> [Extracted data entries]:
------------------------------------------------------------

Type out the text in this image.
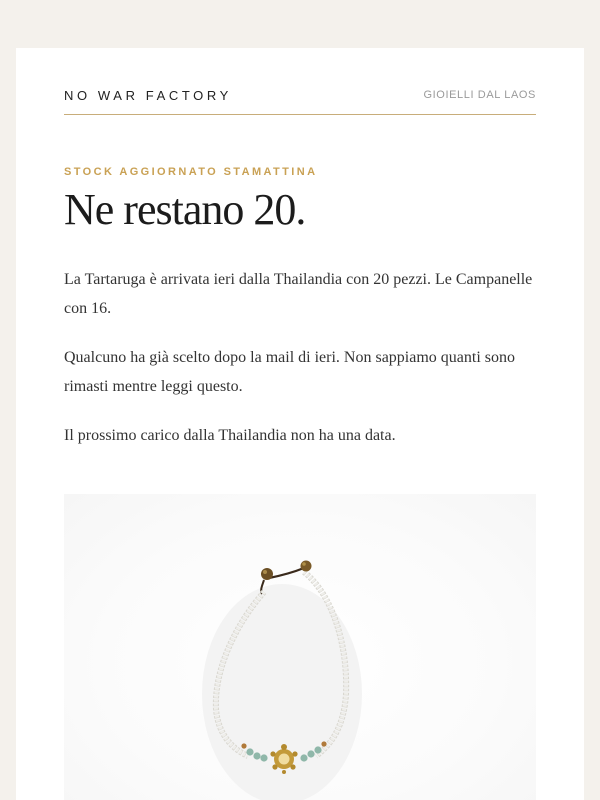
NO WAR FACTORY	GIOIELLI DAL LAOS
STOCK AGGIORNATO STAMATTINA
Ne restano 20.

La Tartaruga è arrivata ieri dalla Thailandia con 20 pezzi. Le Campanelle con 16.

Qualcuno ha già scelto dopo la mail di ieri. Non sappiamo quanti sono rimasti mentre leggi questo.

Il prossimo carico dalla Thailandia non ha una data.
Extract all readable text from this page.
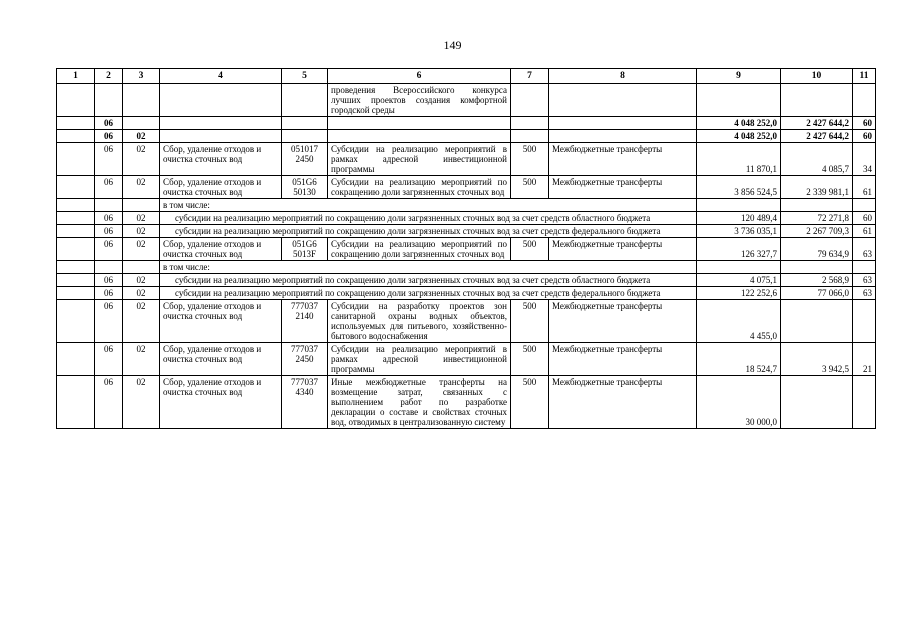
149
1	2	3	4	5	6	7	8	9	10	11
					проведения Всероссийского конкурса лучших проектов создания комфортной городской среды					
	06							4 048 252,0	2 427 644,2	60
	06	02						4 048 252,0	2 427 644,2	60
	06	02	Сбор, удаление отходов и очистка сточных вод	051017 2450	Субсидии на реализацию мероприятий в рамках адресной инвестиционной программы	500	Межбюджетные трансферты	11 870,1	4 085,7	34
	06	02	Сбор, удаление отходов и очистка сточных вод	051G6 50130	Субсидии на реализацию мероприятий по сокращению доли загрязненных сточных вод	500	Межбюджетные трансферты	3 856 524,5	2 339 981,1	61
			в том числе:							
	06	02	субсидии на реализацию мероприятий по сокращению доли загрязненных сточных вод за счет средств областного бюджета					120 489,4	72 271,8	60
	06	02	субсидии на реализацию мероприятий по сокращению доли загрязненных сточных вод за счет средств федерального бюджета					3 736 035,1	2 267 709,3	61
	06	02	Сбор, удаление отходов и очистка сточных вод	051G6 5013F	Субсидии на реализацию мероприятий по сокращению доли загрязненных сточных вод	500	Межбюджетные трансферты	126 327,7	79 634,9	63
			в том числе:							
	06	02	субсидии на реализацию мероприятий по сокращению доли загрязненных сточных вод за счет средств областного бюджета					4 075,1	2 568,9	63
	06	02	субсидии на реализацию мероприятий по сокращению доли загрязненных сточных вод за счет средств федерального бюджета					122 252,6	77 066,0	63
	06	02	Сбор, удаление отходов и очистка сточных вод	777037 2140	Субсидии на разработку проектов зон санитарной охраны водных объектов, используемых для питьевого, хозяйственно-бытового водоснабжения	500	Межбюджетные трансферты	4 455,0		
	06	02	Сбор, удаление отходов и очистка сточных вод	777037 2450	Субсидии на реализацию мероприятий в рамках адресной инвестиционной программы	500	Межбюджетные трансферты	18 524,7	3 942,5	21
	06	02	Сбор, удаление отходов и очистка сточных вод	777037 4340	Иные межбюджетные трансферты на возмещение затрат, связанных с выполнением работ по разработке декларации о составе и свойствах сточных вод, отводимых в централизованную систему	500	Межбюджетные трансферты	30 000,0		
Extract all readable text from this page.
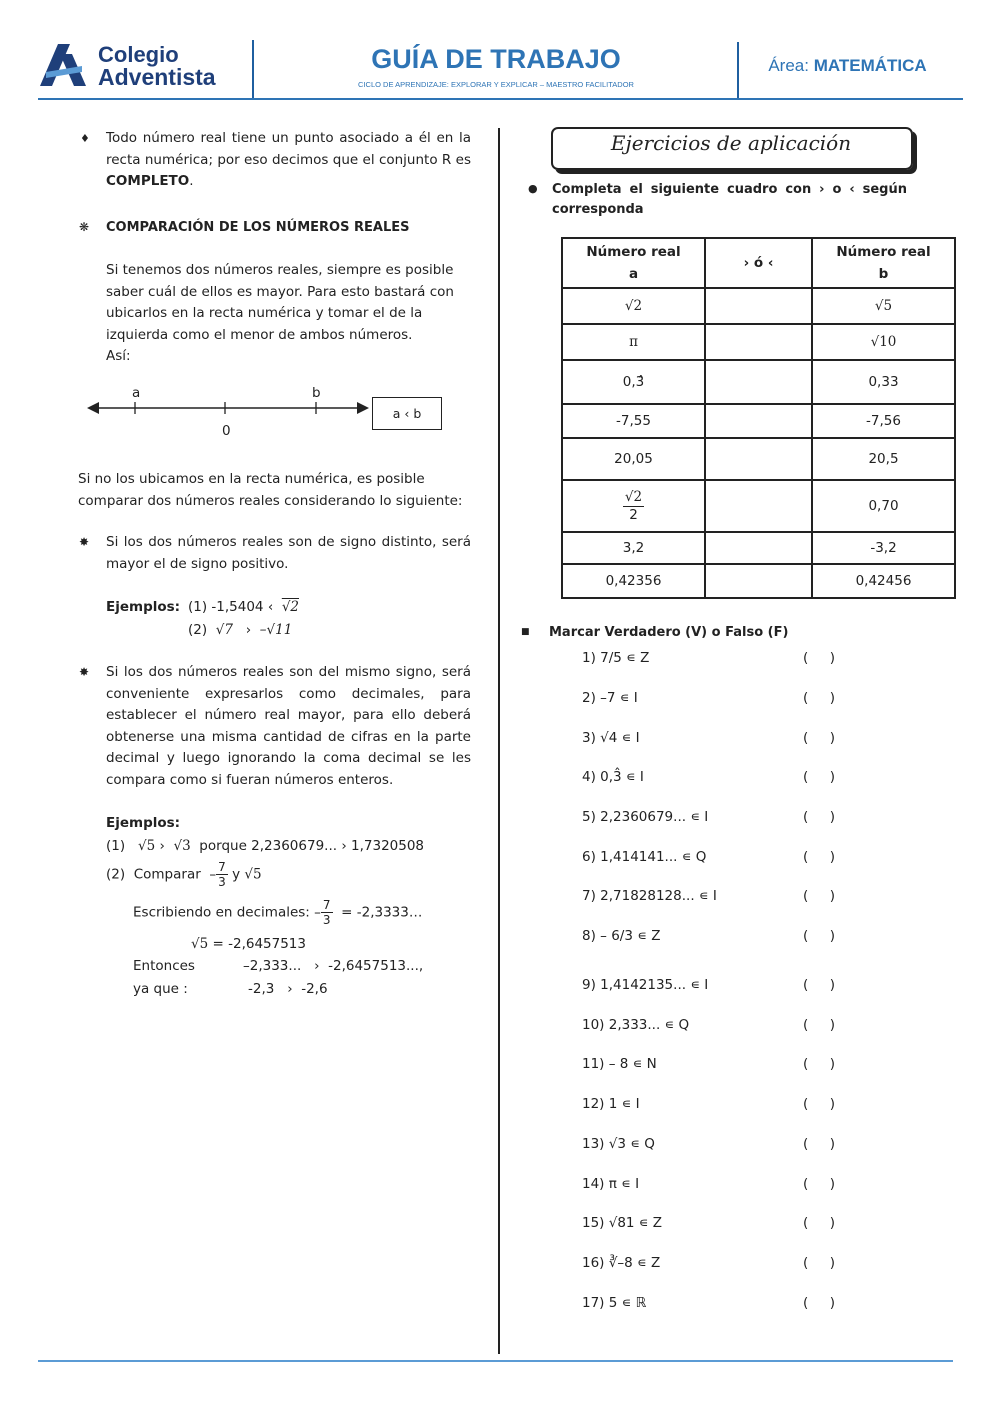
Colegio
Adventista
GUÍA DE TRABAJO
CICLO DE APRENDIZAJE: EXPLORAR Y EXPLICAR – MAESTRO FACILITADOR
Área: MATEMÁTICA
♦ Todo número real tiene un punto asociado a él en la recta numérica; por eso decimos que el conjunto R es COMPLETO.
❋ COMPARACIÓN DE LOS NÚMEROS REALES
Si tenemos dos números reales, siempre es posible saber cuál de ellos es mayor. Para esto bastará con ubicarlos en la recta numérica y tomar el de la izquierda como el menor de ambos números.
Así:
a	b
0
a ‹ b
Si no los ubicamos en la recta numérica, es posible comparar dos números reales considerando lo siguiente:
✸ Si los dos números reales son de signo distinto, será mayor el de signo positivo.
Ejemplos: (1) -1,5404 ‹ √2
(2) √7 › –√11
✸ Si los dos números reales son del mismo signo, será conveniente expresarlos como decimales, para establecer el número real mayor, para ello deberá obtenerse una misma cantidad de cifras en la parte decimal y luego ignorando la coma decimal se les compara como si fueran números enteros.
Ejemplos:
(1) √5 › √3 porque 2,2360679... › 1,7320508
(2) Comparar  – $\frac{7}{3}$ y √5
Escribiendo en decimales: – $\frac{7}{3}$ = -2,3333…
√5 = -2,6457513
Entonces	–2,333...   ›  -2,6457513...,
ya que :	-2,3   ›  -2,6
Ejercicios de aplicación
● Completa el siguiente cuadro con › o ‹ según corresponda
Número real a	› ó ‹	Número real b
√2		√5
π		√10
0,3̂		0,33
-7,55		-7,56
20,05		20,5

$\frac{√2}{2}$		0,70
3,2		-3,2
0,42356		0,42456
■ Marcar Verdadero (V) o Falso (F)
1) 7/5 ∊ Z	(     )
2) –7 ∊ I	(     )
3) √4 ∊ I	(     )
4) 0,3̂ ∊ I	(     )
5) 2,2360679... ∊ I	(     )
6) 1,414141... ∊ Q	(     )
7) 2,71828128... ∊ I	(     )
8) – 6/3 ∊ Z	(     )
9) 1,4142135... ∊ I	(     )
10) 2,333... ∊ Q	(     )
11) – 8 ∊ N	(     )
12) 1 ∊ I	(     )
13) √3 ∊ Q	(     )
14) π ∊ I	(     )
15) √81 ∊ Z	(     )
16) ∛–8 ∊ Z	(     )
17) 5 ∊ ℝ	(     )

------------------------------------------------------------

> [EXERCISE BRIEF]:
Every line is to be duplicated exactly, though pictures stay out.

> [ANSWER IN FULL]:
Type out the text in this image.
NO WAR FACTORY	GIOIELLI DAL LAOS
STOCK AGGIORNATO STAMATTINA
Ne restano 20.

La Tartaruga è arrivata ieri dalla Thailandia con 20 pezzi. Le Campanelle con 16.

Qualcuno ha già scelto dopo la mail di ieri. Non sappiamo quanti sono rimasti mentre leggi questo.

Il prossimo carico dalla Thailandia non ha una data.
Extract all readable text from this page.
149
1	2	3	4	5	6	7	8	9	10	11
					проведения Всероссийского конкурса лучших проектов создания комфортной городской среды					
	06							4 048 252,0	2 427 644,2	60
	06	02						4 048 252,0	2 427 644,2	60
	06	02	Сбор, удаление отходов и очистка сточных вод	051017 2450	Субсидии на реализацию мероприятий в рамках адресной инвестиционной программы	500	Межбюджетные трансферты	11 870,1	4 085,7	34
	06	02	Сбор, удаление отходов и очистка сточных вод	051G6 50130	Субсидии на реализацию мероприятий по сокращению доли загрязненных сточных вод	500	Межбюджетные трансферты	3 856 524,5	2 339 981,1	61
			в том числе:							
	06	02	субсидии на реализацию мероприятий по сокращению доли загрязненных сточных вод за счет средств областного бюджета					120 489,4	72 271,8	60
	06	02	субсидии на реализацию мероприятий по сокращению доли загрязненных сточных вод за счет средств федерального бюджета					3 736 035,1	2 267 709,3	61
	06	02	Сбор, удаление отходов и очистка сточных вод	051G6 5013F	Субсидии на реализацию мероприятий по сокращению доли загрязненных сточных вод	500	Межбюджетные трансферты	126 327,7	79 634,9	63
			в том числе:							
	06	02	субсидии на реализацию мероприятий по сокращению доли загрязненных сточных вод за счет средств областного бюджета					4 075,1	2 568,9	63
	06	02	субсидии на реализацию мероприятий по сокращению доли загрязненных сточных вод за счет средств федерального бюджета					122 252,6	77 066,0	63
	06	02	Сбор, удаление отходов и очистка сточных вод	777037 2140	Субсидии на разработку проектов зон санитарной охраны водных объектов, используемых для питьевого, хозяйственно-бытового водоснабжения	500	Межбюджетные трансферты	4 455,0		
	06	02	Сбор, удаление отходов и очистка сточных вод	777037 2450	Субсидии на реализацию мероприятий в рамках адресной инвестиционной программы	500	Межбюджетные трансферты	18 524,7	3 942,5	21
	06	02	Сбор, удаление отходов и очистка сточных вод	777037 4340	Иные межбюджетные трансферты на возмещение затрат, связанных с выполнением работ по разработке декларации о составе и свойствах сточных вод, отводимых в централизованную систему	500	Межбюджетные трансферты	30 000,0		
Extract all readable text from this page.
Colegio
Adventista
GUÍA DE TRABAJO
CICLO DE APRENDIZAJE: EXPLORAR Y EXPLICAR – MAESTRO FACILITADOR
Área: MATEMÁTICA
♦ Todo número real tiene un punto asociado a él en la recta numérica; por eso decimos que el conjunto R es COMPLETO.
❋ COMPARACIÓN DE LOS NÚMEROS REALES
Si tenemos dos números reales, siempre es posible saber cuál de ellos es mayor. Para esto bastará con ubicarlos en la recta numérica y tomar el de la izquierda como el menor de ambos números.
Así:
a	b
0
a ‹ b
Si no los ubicamos en la recta numérica, es posible comparar dos números reales considerando lo siguiente:
✸ Si los dos números reales son de signo distinto, será mayor el de signo positivo.
Ejemplos: (1) -1,5404 ‹ √2
(2) √7 › –√11
✸ Si los dos números reales son del mismo signo, será conveniente expresarlos como decimales, para establecer el número real mayor, para ello deberá obtenerse una misma cantidad de cifras en la parte decimal y luego ignorando la coma decimal se les compara como si fueran números enteros.
Ejemplos:
(1) √5 › √3 porque 2,2360679... › 1,7320508
(2) Comparar  – $\frac{7}{3}$ y √5
Escribiendo en decimales: – $\frac{7}{3}$ = -2,3333…
√5 = -2,6457513
Entonces	–2,333...   ›  -2,6457513...,
ya que :	-2,3   ›  -2,6
Ejercicios de aplicación
● Completa el siguiente cuadro con › o ‹ según corresponda
Número real a	› ó ‹	Número real b
√2		√5
π		√10
0,3̂		0,33
-7,55		-7,56
20,05		20,5

$\frac{√2}{2}$		0,70
3,2		-3,2
0,42356		0,42456
■ Marcar Verdadero (V) o Falso (F)
1) 7/5 ∊ Z	(     )
2) –7 ∊ I	(     )
3) √4 ∊ I	(     )
4) 0,3̂ ∊ I	(     )
5) 2,2360679... ∊ I	(     )
6) 1,414141... ∊ Q	(     )
7) 2,71828128... ∊ I	(     )
8) – 6/3 ∊ Z	(     )
9) 1,4142135... ∊ I	(     )
10) 2,333... ∊ Q	(     )
11) – 8 ∊ N	(     )
12) 1 ∊ I	(     )
13) √3 ∊ Q	(     )
14) π ∊ I	(     )
15) √81 ∊ Z	(     )
16) ∛–8 ∊ Z	(     )
17) 5 ∊ ℝ	(     )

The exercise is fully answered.